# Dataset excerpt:
· · · ·

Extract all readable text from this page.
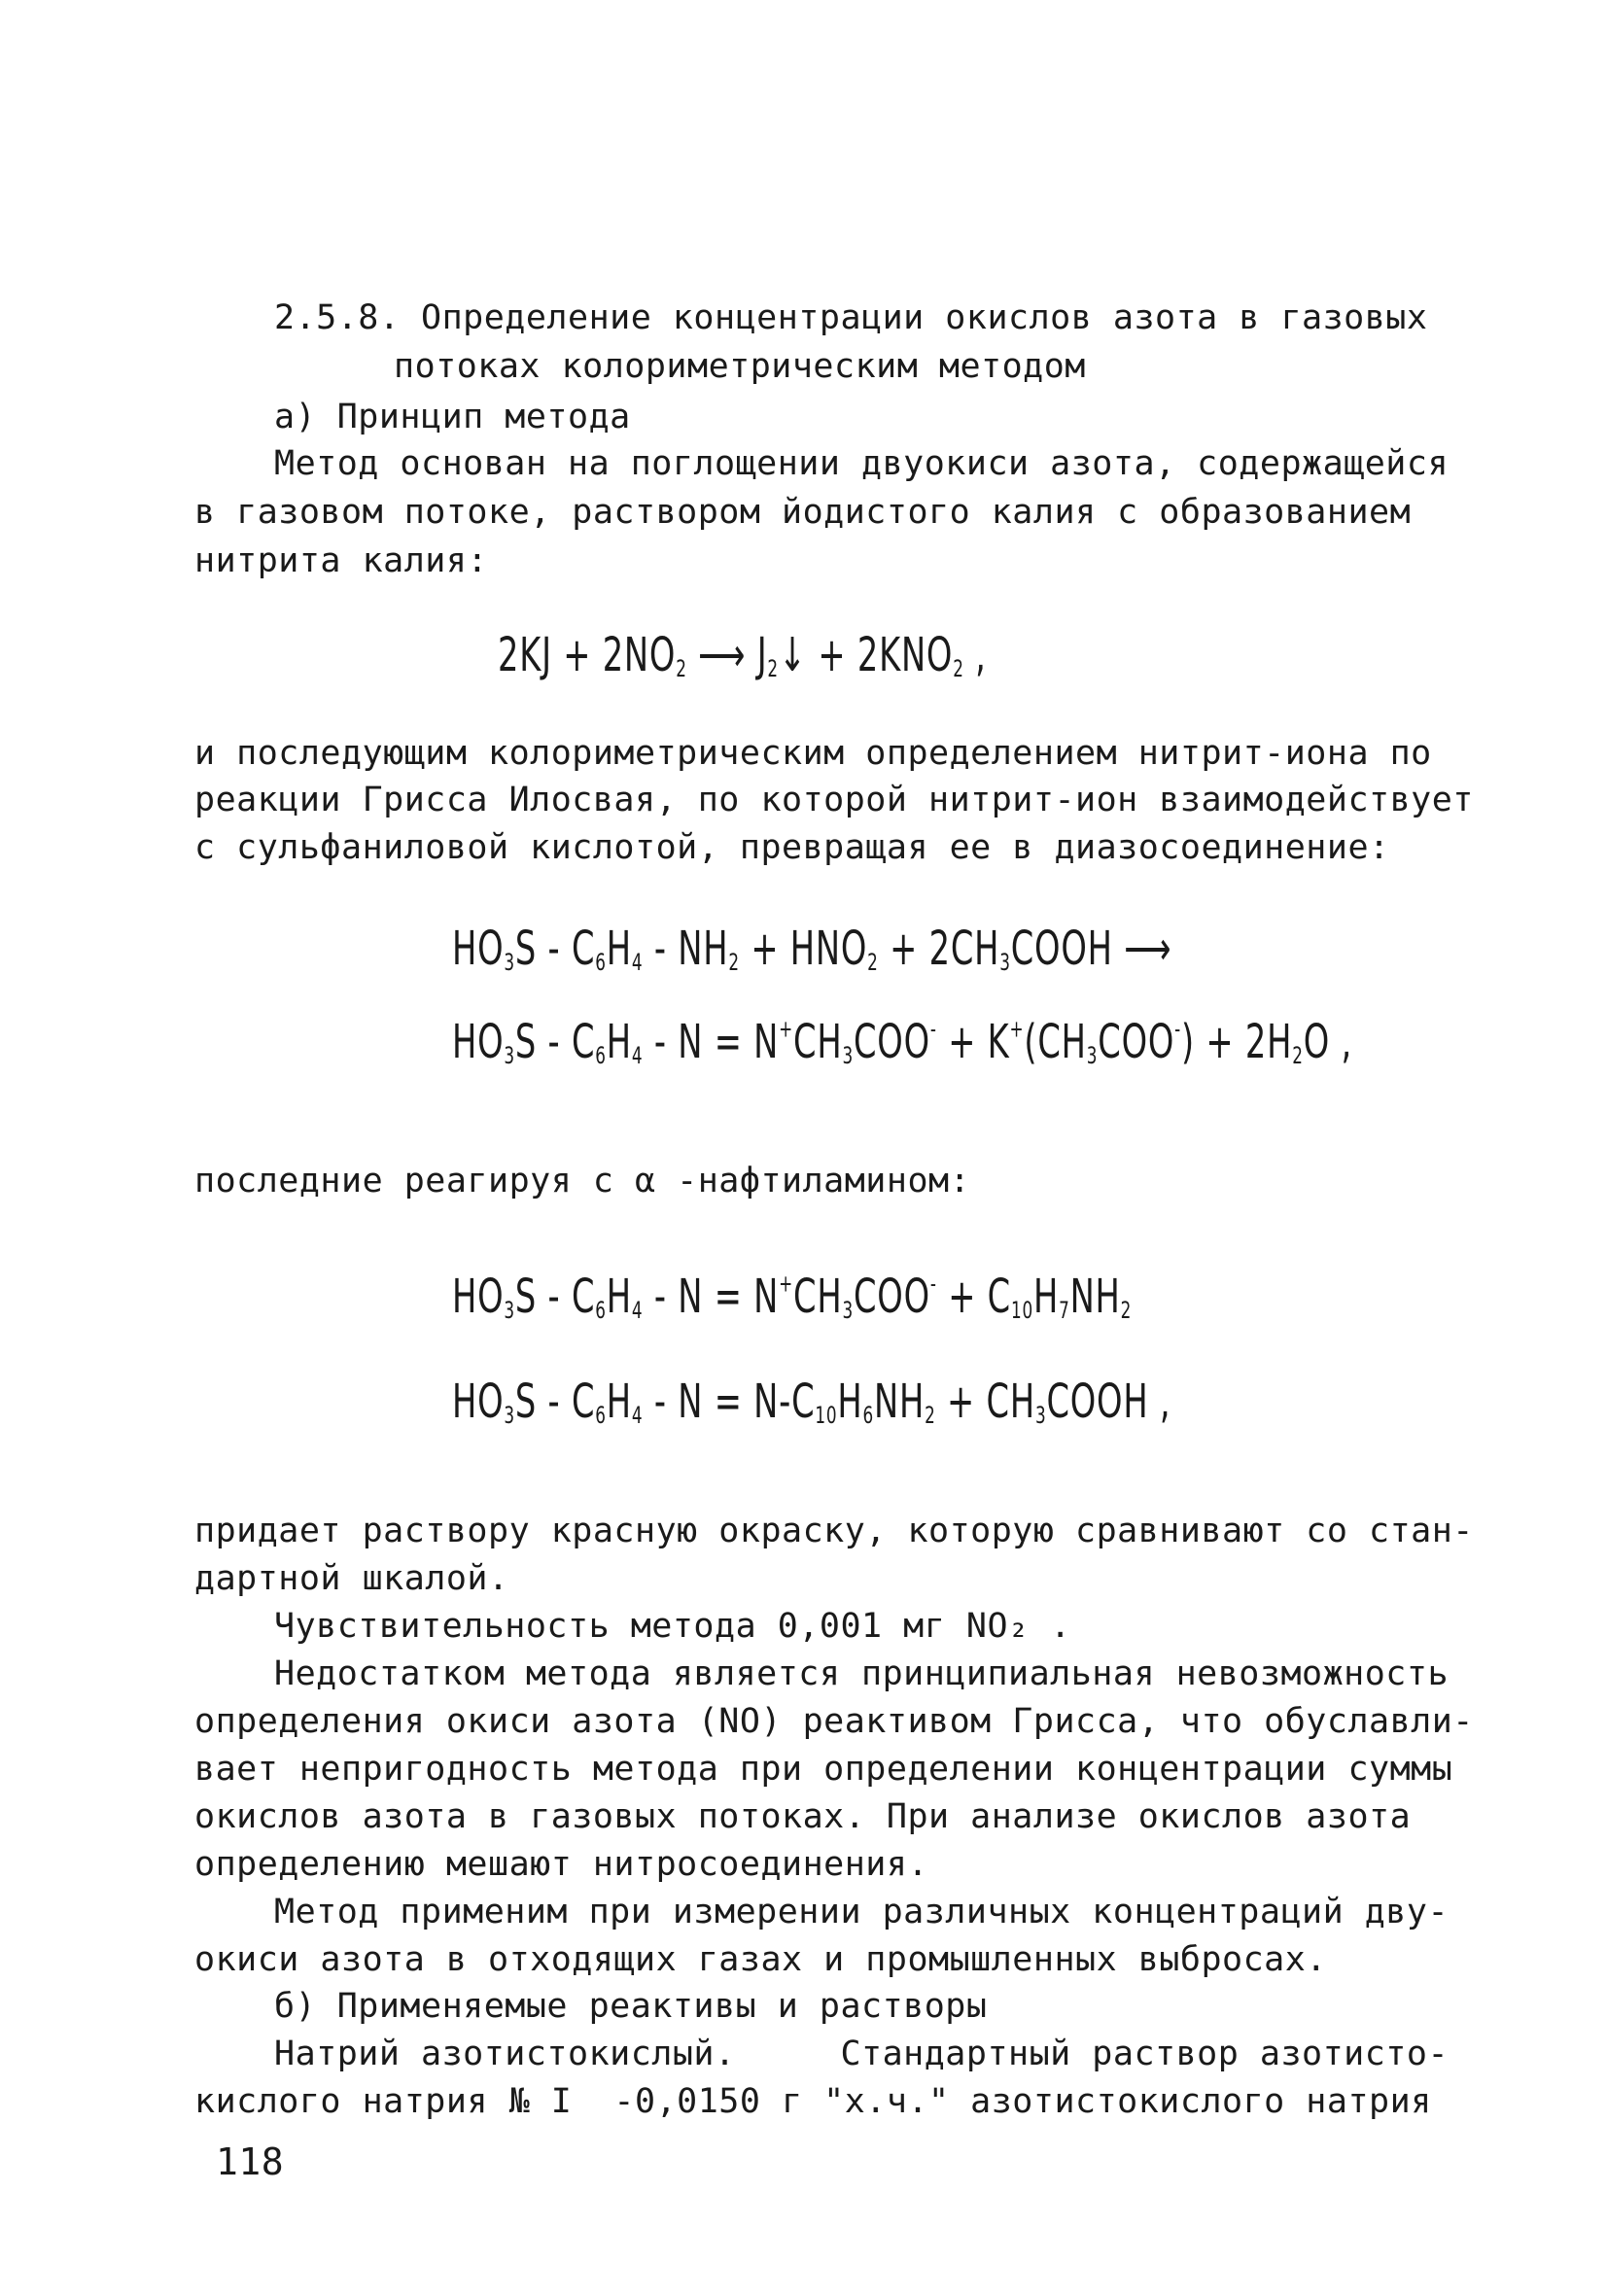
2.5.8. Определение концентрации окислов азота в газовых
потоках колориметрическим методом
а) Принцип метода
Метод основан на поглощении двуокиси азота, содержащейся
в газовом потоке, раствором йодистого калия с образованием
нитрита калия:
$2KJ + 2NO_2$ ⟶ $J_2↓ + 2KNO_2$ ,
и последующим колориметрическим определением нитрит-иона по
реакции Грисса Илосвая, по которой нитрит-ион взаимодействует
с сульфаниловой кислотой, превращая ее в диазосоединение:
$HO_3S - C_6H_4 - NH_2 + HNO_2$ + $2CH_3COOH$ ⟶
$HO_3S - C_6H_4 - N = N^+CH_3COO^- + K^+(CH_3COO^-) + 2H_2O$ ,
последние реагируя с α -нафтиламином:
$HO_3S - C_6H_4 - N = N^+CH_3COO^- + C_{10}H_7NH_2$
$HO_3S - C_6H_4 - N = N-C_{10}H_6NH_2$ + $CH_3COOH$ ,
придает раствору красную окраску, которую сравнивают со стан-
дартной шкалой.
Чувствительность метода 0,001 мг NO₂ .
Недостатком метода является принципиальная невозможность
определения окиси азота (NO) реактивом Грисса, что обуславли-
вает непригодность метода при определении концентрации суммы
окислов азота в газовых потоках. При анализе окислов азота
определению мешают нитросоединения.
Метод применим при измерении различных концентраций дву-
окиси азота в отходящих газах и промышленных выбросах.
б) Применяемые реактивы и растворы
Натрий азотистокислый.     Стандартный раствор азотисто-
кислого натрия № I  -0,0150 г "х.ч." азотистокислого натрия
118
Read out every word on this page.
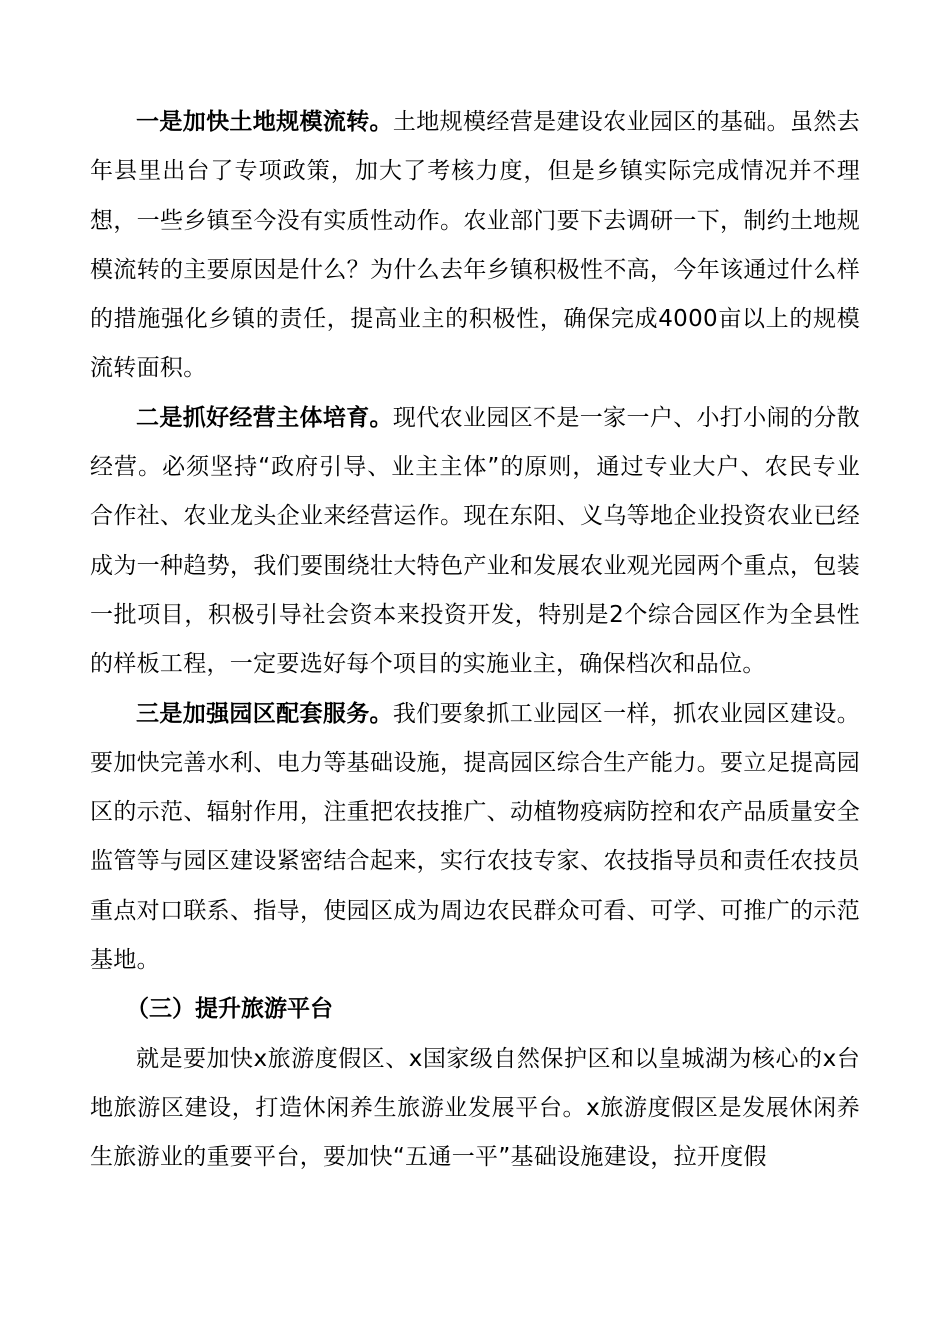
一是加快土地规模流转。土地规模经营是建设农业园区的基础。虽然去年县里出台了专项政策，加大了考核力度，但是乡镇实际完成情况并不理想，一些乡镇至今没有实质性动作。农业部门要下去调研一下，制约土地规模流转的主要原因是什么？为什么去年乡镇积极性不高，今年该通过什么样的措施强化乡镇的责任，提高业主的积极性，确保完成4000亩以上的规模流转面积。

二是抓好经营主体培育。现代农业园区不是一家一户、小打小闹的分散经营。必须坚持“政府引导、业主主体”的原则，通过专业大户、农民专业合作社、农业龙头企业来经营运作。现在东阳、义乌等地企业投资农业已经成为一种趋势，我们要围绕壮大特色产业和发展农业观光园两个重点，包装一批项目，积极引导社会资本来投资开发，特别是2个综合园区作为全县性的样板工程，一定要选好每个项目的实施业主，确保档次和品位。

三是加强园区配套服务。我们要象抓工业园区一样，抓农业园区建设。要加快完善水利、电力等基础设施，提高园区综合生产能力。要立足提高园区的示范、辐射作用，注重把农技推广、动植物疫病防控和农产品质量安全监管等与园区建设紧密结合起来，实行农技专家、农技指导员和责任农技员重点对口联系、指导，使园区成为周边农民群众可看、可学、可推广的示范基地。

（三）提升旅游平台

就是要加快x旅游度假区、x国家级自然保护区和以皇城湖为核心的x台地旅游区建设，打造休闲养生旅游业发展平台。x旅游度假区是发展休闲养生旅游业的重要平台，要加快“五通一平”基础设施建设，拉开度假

· · · ·

# Task details:
Quote all the lines above exactly as given. Do not include the pictures.

# Result below:
Extract all readable text from this page.
2.5.8. Определение концентрации окислов азота в газовых
потоках колориметрическим методом
а) Принцип метода
Метод основан на поглощении двуокиси азота, содержащейся
в газовом потоке, раствором йодистого калия с образованием
нитрита калия:
$2KJ + 2NO_2$ ⟶ $J_2↓ + 2KNO_2$ ,
и последующим колориметрическим определением нитрит-иона по
реакции Грисса Илосвая, по которой нитрит-ион взаимодействует
с сульфаниловой кислотой, превращая ее в диазосоединение:
$HO_3S - C_6H_4 - NH_2 + HNO_2$ + $2CH_3COOH$ ⟶
$HO_3S - C_6H_4 - N = N^+CH_3COO^- + K^+(CH_3COO^-) + 2H_2O$ ,
последние реагируя с α -нафтиламином:
$HO_3S - C_6H_4 - N = N^+CH_3COO^- + C_{10}H_7NH_2$
$HO_3S - C_6H_4 - N = N-C_{10}H_6NH_2$ + $CH_3COOH$ ,
придает раствору красную окраску, которую сравнивают со стан-
дартной шкалой.
Чувствительность метода 0,001 мг NO₂ .
Недостатком метода является принципиальная невозможность
определения окиси азота (NO) реактивом Грисса, что обуславли-
вает непригодность метода при определении концентрации суммы
окислов азота в газовых потоках. При анализе окислов азота
определению мешают нитросоединения.
Метод применим при измерении различных концентраций дву-
окиси азота в отходящих газах и промышленных выбросах.
б) Применяемые реактивы и растворы
Натрий азотистокислый.     Стандартный раствор азотисто-
кислого натрия № I  -0,0150 г "х.ч." азотистокислого натрия
118
Read out every word on this page.
一是加快土地规模流转。土地规模经营是建设农业园区的基础。虽然去年县里出台了专项政策，加大了考核力度，但是乡镇实际完成情况并不理想，一些乡镇至今没有实质性动作。农业部门要下去调研一下，制约土地规模流转的主要原因是什么？为什么去年乡镇积极性不高，今年该通过什么样的措施强化乡镇的责任，提高业主的积极性，确保完成4000亩以上的规模流转面积。

二是抓好经营主体培育。现代农业园区不是一家一户、小打小闹的分散经营。必须坚持“政府引导、业主主体”的原则，通过专业大户、农民专业合作社、农业龙头企业来经营运作。现在东阳、义乌等地企业投资农业已经成为一种趋势，我们要围绕壮大特色产业和发展农业观光园两个重点，包装一批项目，积极引导社会资本来投资开发，特别是2个综合园区作为全县性的样板工程，一定要选好每个项目的实施业主，确保档次和品位。

三是加强园区配套服务。我们要象抓工业园区一样，抓农业园区建设。要加快完善水利、电力等基础设施，提高园区综合生产能力。要立足提高园区的示范、辐射作用，注重把农技推广、动植物疫病防控和农产品质量安全监管等与园区建设紧密结合起来，实行农技专家、农技指导员和责任农技员重点对口联系、指导，使园区成为周边农民群众可看、可学、可推广的示范基地。

（三）提升旅游平台

就是要加快x旅游度假区、x国家级自然保护区和以皇城湖为核心的x台地旅游区建设，打造休闲养生旅游业发展平台。x旅游度假区是发展休闲养生旅游业的重要平台，要加快“五通一平”基础设施建设，拉开度假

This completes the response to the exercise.